━━━ Given data ━━━
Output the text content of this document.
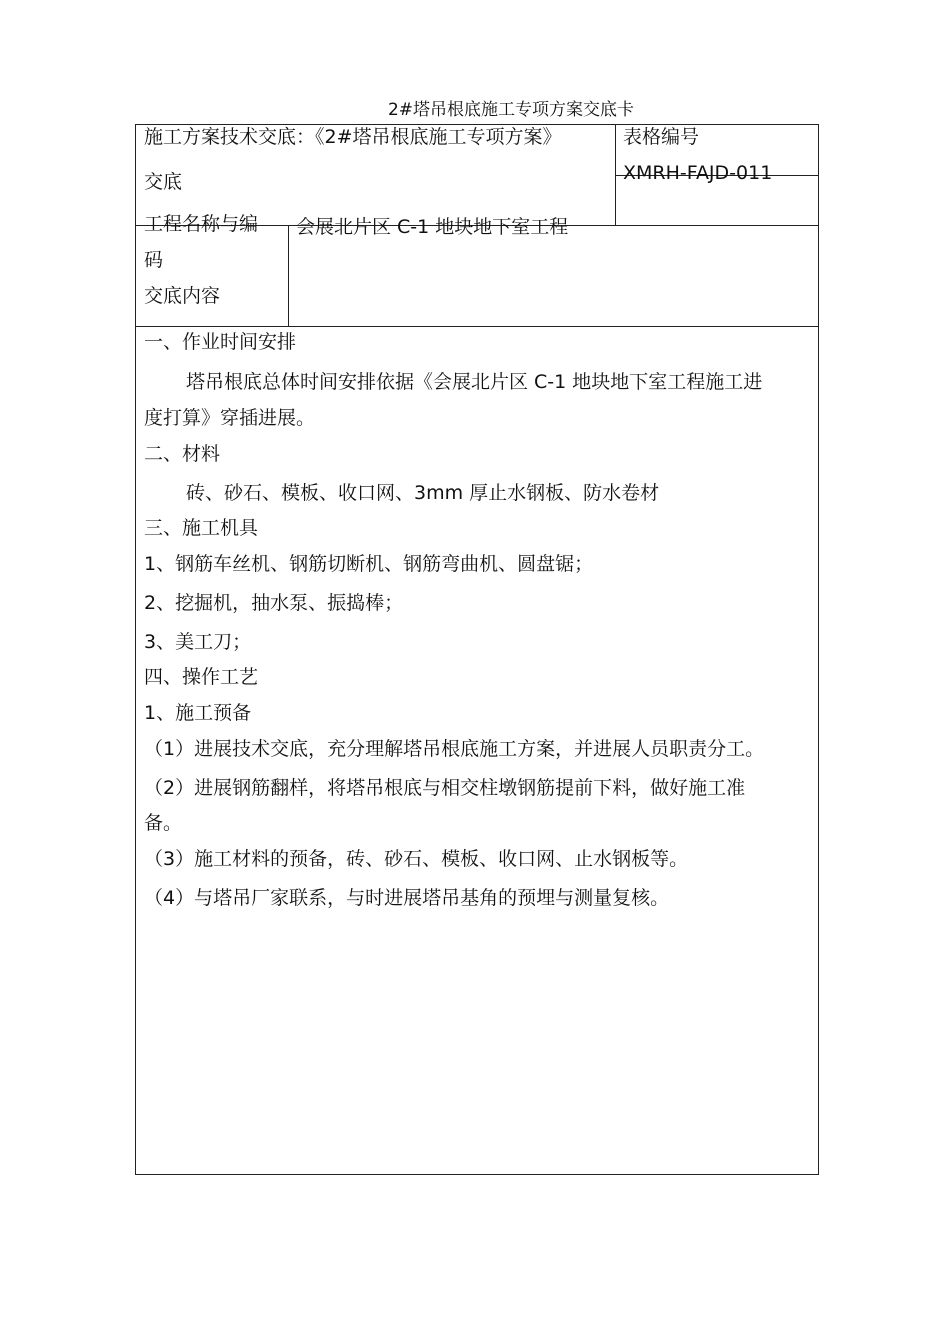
2#塔吊根底施工专项方案交底卡
施工方案技术交底：《2#塔吊根底施工专项方案》
交底
表格编号
XMRH-FAJD-011
工程名称与编
码
交底内容
会展北片区 C-1 地块地下室工程
一、作业时间安排
塔吊根底总体时间安排依据《会展北片区 C-1 地块地下室工程施工进
度打算》穿插进展。
二、材料
砖、砂石、模板、收口网、3mm 厚止水钢板、防水卷材
三、施工机具
1、钢筋车丝机、钢筋切断机、钢筋弯曲机、圆盘锯；
2、挖掘机，抽水泵、振捣棒；
3、美工刀；
四、操作工艺
1、施工预备
（1）进展技术交底，充分理解塔吊根底施工方案，并进展人员职责分工。
（2）进展钢筋翻样，将塔吊根底与相交柱墩钢筋提前下料，做好施工准
备。
（3）施工材料的预备，砖、砂石、模板、收口网、止水钢板等。
（4）与塔吊厂家联系，与时进展塔吊基角的预埋与测量复核。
━━━
**Direction:** Reproduce the data above in full, exactly as it is, with the pictures left out.

**Written reply:**
Output the text content of this document.
2#塔吊根底施工专项方案交底卡
施工方案技术交底：《2#塔吊根底施工专项方案》
交底
表格编号
XMRH-FAJD-011
工程名称与编
码
交底内容
会展北片区 C-1 地块地下室工程
一、作业时间安排
塔吊根底总体时间安排依据《会展北片区 C-1 地块地下室工程施工进
度打算》穿插进展。
二、材料
砖、砂石、模板、收口网、3mm 厚止水钢板、防水卷材
三、施工机具
1、钢筋车丝机、钢筋切断机、钢筋弯曲机、圆盘锯；
2、挖掘机，抽水泵、振捣棒；
3、美工刀；
四、操作工艺
1、施工预备
（1）进展技术交底，充分理解塔吊根底施工方案，并进展人员职责分工。
（2）进展钢筋翻样，将塔吊根底与相交柱墩钢筋提前下料，做好施工准
备。
（3）施工材料的预备，砖、砂石、模板、收口网、止水钢板等。
（4）与塔吊厂家联系，与时进展塔吊基角的预埋与测量复核。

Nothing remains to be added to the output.